• [To be done]
Retype the full set of records. Keep every character identical.

════════════════════

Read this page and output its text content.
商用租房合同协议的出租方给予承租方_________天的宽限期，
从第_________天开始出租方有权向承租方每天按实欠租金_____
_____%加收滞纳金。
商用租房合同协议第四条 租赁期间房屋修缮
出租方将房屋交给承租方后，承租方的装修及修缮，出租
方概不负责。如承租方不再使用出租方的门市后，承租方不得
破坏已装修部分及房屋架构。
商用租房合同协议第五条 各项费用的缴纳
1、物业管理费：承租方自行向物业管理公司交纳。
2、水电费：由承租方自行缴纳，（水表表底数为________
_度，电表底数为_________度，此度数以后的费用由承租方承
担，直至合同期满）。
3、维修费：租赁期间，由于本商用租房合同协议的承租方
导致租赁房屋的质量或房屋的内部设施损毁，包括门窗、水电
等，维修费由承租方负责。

════════════════════

• [The answer]
Read this page and output its text content.
商用租房合同协议的出租方给予承租方_________天的宽限期，
从第_________天开始出租方有权向承租方每天按实欠租金_____
_____%加收滞纳金。
商用租房合同协议第四条 租赁期间房屋修缮
出租方将房屋交给承租方后，承租方的装修及修缮，出租
方概不负责。如承租方不再使用出租方的门市后，承租方不得
破坏已装修部分及房屋架构。
商用租房合同协议第五条 各项费用的缴纳
1、物业管理费：承租方自行向物业管理公司交纳。
2、水电费：由承租方自行缴纳，（水表表底数为________
_度，电表底数为_________度，此度数以后的费用由承租方承
担，直至合同期满）。
3、维修费：租赁期间，由于本商用租房合同协议的承租方
导致租赁房屋的质量或房屋的内部设施损毁，包括门窗、水电
等，维修费由承租方负责。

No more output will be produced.